- Objective:
Only lines holding the string "name" are wanted; copy each one from the material.

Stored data
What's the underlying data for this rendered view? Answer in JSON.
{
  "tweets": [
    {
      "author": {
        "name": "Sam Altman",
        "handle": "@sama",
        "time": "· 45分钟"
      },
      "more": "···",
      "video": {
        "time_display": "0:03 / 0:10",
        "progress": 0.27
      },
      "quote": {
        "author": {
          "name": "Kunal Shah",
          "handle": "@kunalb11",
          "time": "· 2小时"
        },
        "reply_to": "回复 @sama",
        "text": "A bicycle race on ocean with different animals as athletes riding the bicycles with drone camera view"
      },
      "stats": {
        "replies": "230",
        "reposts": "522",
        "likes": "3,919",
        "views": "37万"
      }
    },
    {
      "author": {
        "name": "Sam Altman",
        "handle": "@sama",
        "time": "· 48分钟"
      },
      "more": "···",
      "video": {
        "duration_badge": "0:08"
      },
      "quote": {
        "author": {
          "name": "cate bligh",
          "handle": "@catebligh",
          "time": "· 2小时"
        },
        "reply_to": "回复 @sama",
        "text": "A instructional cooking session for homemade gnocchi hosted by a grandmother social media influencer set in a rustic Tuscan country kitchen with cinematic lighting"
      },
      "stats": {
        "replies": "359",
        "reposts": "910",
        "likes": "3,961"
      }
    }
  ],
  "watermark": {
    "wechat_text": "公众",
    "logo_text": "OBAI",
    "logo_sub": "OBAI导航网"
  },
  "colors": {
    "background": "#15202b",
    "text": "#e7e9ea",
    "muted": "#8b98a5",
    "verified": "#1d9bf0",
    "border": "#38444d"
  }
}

- The result:
        "name": "Sam Altman",
          "name": "Kunal Shah",
        "name": "Sam Altman",
          "name": "cate bligh",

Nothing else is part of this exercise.